REQUIRED TASK: Identify all lines below that hold "JSON" and collect them.

[Extracted data entries]

"""

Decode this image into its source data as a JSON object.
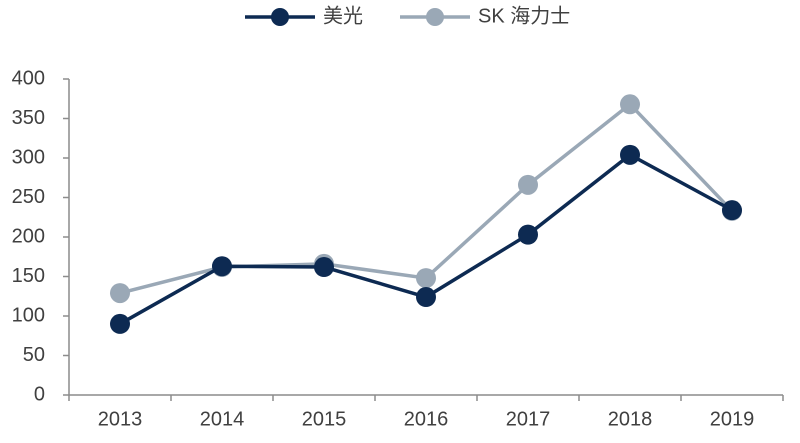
{
  "chart_data": {
    "type": "line",
    "categories": [
      "2013",
      "2014",
      "2015",
      "2016",
      "2017",
      "2018",
      "2019"
    ],
    "series": [
      {
        "name": "美光",
        "color": "#0d2a52",
        "values": [
          90,
          163,
          162,
          124,
          203,
          304,
          234
        ]
      },
      {
        "name": "SK 海力士",
        "color": "#9aa8b6",
        "values": [
          129,
          162,
          166,
          148,
          266,
          368,
          233
        ]
      }
    ],
    "ylim": [
      0,
      400
    ],
    "yticks": [
      0,
      50,
      100,
      150,
      200,
      250,
      300,
      350,
      400
    ],
    "grid": false,
    "legend": "top"
  }
}
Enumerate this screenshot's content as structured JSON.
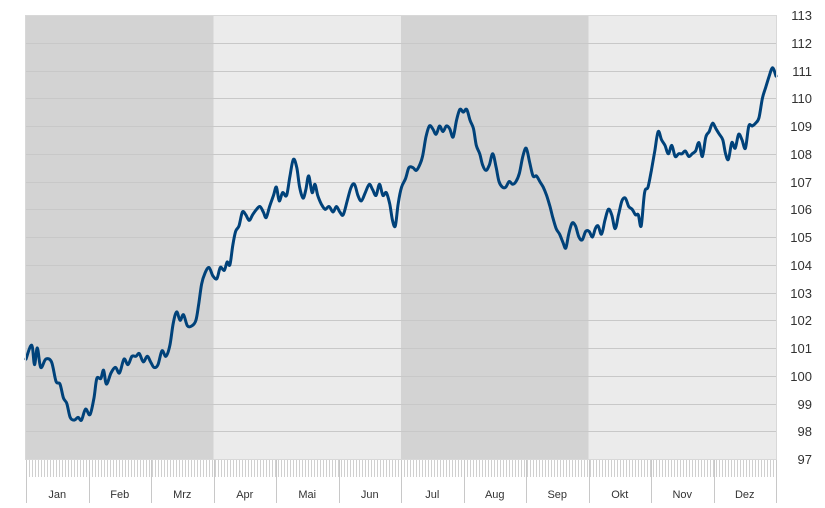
{
  "chart_data": {
    "type": "line",
    "title": "",
    "xlabel": "",
    "ylabel": "",
    "ylim": [
      97,
      113
    ],
    "y_ticks": [
      "97",
      "98",
      "99",
      "100",
      "101",
      "102",
      "103",
      "104",
      "105",
      "106",
      "107",
      "108",
      "109",
      "110",
      "111",
      "112",
      "113"
    ],
    "months": [
      "Jan",
      "Feb",
      "Mrz",
      "Apr",
      "Mai",
      "Jun",
      "Jul",
      "Aug",
      "Sep",
      "Okt",
      "Nov",
      "Dez"
    ],
    "grid": true,
    "line_color": "#00427A",
    "band_colors": {
      "dark": "#D3D3D3",
      "light": "#EBEBEB"
    },
    "shaded_quarters": [
      {
        "start_month": "Jan",
        "end_month": "Mrz",
        "shade": "dark"
      },
      {
        "start_month": "Apr",
        "end_month": "Jun",
        "shade": "light"
      },
      {
        "start_month": "Jul",
        "end_month": "Sep",
        "shade": "dark"
      },
      {
        "start_month": "Okt",
        "end_month": "Dez",
        "shade": "light"
      }
    ],
    "series": [
      {
        "values": [
          [
            0,
            100.6
          ],
          [
            1,
            101.1
          ],
          [
            1.5,
            100.4
          ],
          [
            2,
            101.0
          ],
          [
            2.6,
            100.3
          ],
          [
            3.5,
            100.6
          ],
          [
            4.5,
            100.5
          ],
          [
            5.3,
            99.8
          ],
          [
            6,
            99.7
          ],
          [
            6.6,
            99.2
          ],
          [
            7.2,
            99.0
          ],
          [
            7.8,
            98.5
          ],
          [
            8.5,
            98.4
          ],
          [
            9.2,
            98.5
          ],
          [
            9.8,
            98.4
          ],
          [
            10.5,
            98.8
          ],
          [
            11.3,
            98.6
          ],
          [
            12,
            99.2
          ],
          [
            12.5,
            99.9
          ],
          [
            13.2,
            99.9
          ],
          [
            13.7,
            100.2
          ],
          [
            14.2,
            99.7
          ],
          [
            15,
            100.1
          ],
          [
            15.8,
            100.3
          ],
          [
            16.5,
            100.1
          ],
          [
            17.3,
            100.6
          ],
          [
            18,
            100.4
          ],
          [
            18.7,
            100.7
          ],
          [
            19.4,
            100.7
          ],
          [
            20,
            100.8
          ],
          [
            20.7,
            100.5
          ],
          [
            21.4,
            100.7
          ],
          [
            22,
            100.5
          ],
          [
            22.6,
            100.3
          ],
          [
            23.3,
            100.4
          ],
          [
            24,
            100.9
          ],
          [
            24.7,
            100.7
          ],
          [
            25.4,
            101.1
          ],
          [
            26,
            101.9
          ],
          [
            26.6,
            102.3
          ],
          [
            27.2,
            102.0
          ],
          [
            27.8,
            102.2
          ],
          [
            28.5,
            101.8
          ],
          [
            29.3,
            101.8
          ],
          [
            30,
            102.0
          ],
          [
            30.5,
            102.6
          ],
          [
            31,
            103.3
          ],
          [
            31.6,
            103.7
          ],
          [
            32.3,
            103.9
          ],
          [
            33,
            103.6
          ],
          [
            33.7,
            103.5
          ],
          [
            34.3,
            103.9
          ],
          [
            35,
            103.8
          ],
          [
            35.5,
            104.1
          ],
          [
            36,
            104.0
          ],
          [
            36.5,
            104.7
          ],
          [
            37,
            105.2
          ],
          [
            37.6,
            105.4
          ],
          [
            38.2,
            105.9
          ],
          [
            38.8,
            105.8
          ],
          [
            39.4,
            105.6
          ],
          [
            40,
            105.8
          ],
          [
            40.7,
            106.0
          ],
          [
            41.3,
            106.1
          ],
          [
            41.9,
            105.9
          ],
          [
            42.4,
            105.7
          ],
          [
            43,
            106.1
          ],
          [
            43.7,
            106.5
          ],
          [
            44.2,
            106.8
          ],
          [
            44.7,
            106.3
          ],
          [
            45.3,
            106.6
          ],
          [
            46,
            106.5
          ],
          [
            46.6,
            107.2
          ],
          [
            47.2,
            107.8
          ],
          [
            47.8,
            107.5
          ],
          [
            48.3,
            106.8
          ],
          [
            48.9,
            106.4
          ],
          [
            49.4,
            106.7
          ],
          [
            49.9,
            107.2
          ],
          [
            50.5,
            106.6
          ],
          [
            51,
            106.9
          ],
          [
            51.5,
            106.5
          ],
          [
            52.1,
            106.2
          ],
          [
            52.8,
            106.0
          ],
          [
            53.5,
            106.1
          ],
          [
            54.2,
            105.9
          ],
          [
            54.8,
            106.1
          ],
          [
            55.4,
            105.9
          ],
          [
            56,
            105.8
          ],
          [
            56.7,
            106.3
          ],
          [
            57.4,
            106.8
          ],
          [
            58,
            106.9
          ],
          [
            58.6,
            106.5
          ],
          [
            59.2,
            106.3
          ],
          [
            59.9,
            106.6
          ],
          [
            60.6,
            106.9
          ],
          [
            61.2,
            106.7
          ],
          [
            61.8,
            106.5
          ],
          [
            62.4,
            106.9
          ],
          [
            63,
            106.5
          ],
          [
            63.6,
            106.6
          ],
          [
            64.2,
            106.2
          ],
          [
            64.7,
            105.6
          ],
          [
            65.2,
            105.4
          ],
          [
            65.7,
            106.2
          ],
          [
            66.3,
            106.8
          ],
          [
            67,
            107.1
          ],
          [
            67.6,
            107.5
          ],
          [
            68.3,
            107.5
          ],
          [
            68.9,
            107.4
          ],
          [
            69.5,
            107.6
          ],
          [
            70,
            107.9
          ],
          [
            70.6,
            108.6
          ],
          [
            71.2,
            109.0
          ],
          [
            71.8,
            108.9
          ],
          [
            72.4,
            108.7
          ],
          [
            73,
            109.0
          ],
          [
            73.6,
            108.8
          ],
          [
            74.2,
            109.0
          ],
          [
            74.8,
            108.9
          ],
          [
            75.4,
            108.6
          ],
          [
            76,
            109.2
          ],
          [
            76.6,
            109.6
          ],
          [
            77.2,
            109.5
          ],
          [
            77.8,
            109.6
          ],
          [
            78.4,
            109.2
          ],
          [
            79,
            108.9
          ],
          [
            79.5,
            108.3
          ],
          [
            80.1,
            108.0
          ],
          [
            80.6,
            107.6
          ],
          [
            81.2,
            107.4
          ],
          [
            81.8,
            107.6
          ],
          [
            82.4,
            108.0
          ],
          [
            83,
            107.5
          ],
          [
            83.5,
            107.0
          ],
          [
            84.1,
            106.8
          ],
          [
            84.7,
            106.8
          ],
          [
            85.3,
            107.0
          ],
          [
            85.9,
            106.9
          ],
          [
            86.5,
            107.0
          ],
          [
            87.1,
            107.3
          ],
          [
            87.7,
            107.9
          ],
          [
            88.3,
            108.2
          ],
          [
            88.9,
            107.7
          ],
          [
            89.5,
            107.2
          ],
          [
            90.1,
            107.2
          ],
          [
            90.7,
            107.0
          ],
          [
            91.3,
            106.8
          ],
          [
            91.9,
            106.5
          ],
          [
            92.5,
            106.1
          ],
          [
            93,
            105.7
          ],
          [
            93.6,
            105.3
          ],
          [
            94.2,
            105.1
          ],
          [
            94.8,
            104.8
          ],
          [
            95.3,
            104.6
          ],
          [
            95.8,
            105.1
          ],
          [
            96.4,
            105.5
          ],
          [
            97,
            105.4
          ],
          [
            97.6,
            105.0
          ],
          [
            98.2,
            104.9
          ],
          [
            98.8,
            105.2
          ],
          [
            99.4,
            105.2
          ],
          [
            100,
            105.0
          ],
          [
            100.5,
            105.3
          ],
          [
            101,
            105.4
          ],
          [
            101.6,
            105.1
          ],
          [
            102.2,
            105.6
          ],
          [
            102.8,
            106.0
          ],
          [
            103.4,
            105.8
          ],
          [
            104,
            105.3
          ],
          [
            104.6,
            105.8
          ],
          [
            105.2,
            106.3
          ],
          [
            105.8,
            106.4
          ],
          [
            106.4,
            106.1
          ],
          [
            107,
            106.0
          ],
          [
            107.6,
            105.8
          ],
          [
            108.1,
            105.8
          ],
          [
            108.6,
            105.4
          ],
          [
            109.2,
            106.6
          ],
          [
            109.8,
            106.8
          ],
          [
            110.4,
            107.4
          ],
          [
            111,
            108.1
          ],
          [
            111.6,
            108.8
          ],
          [
            112.2,
            108.5
          ],
          [
            112.8,
            108.3
          ],
          [
            113.4,
            108.0
          ],
          [
            114,
            108.3
          ],
          [
            114.6,
            107.9
          ],
          [
            115.2,
            108.0
          ],
          [
            115.8,
            108.0
          ],
          [
            116.4,
            108.1
          ],
          [
            117,
            107.9
          ],
          [
            117.6,
            108.0
          ],
          [
            118.2,
            108.1
          ],
          [
            118.8,
            108.4
          ],
          [
            119.4,
            107.9
          ],
          [
            120,
            108.6
          ],
          [
            120.6,
            108.8
          ],
          [
            121.2,
            109.1
          ],
          [
            121.8,
            108.9
          ],
          [
            122.4,
            108.7
          ],
          [
            123,
            108.5
          ],
          [
            123.5,
            108.0
          ],
          [
            124,
            107.8
          ],
          [
            124.6,
            108.4
          ],
          [
            125.2,
            108.2
          ],
          [
            125.8,
            108.7
          ],
          [
            126.4,
            108.5
          ],
          [
            127,
            108.2
          ],
          [
            127.6,
            109.0
          ],
          [
            128.2,
            109.0
          ],
          [
            128.8,
            109.1
          ],
          [
            129.4,
            109.3
          ],
          [
            130,
            110.0
          ],
          [
            130.6,
            110.4
          ],
          [
            131.2,
            110.8
          ],
          [
            131.8,
            111.1
          ],
          [
            132.4,
            110.8
          ]
        ]
      }
    ]
  }
}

"""

SOLUTION TO THIS TASK:
Decode this image into its source data as a JSON object.
Enumerate this screenshot's content as structured JSON.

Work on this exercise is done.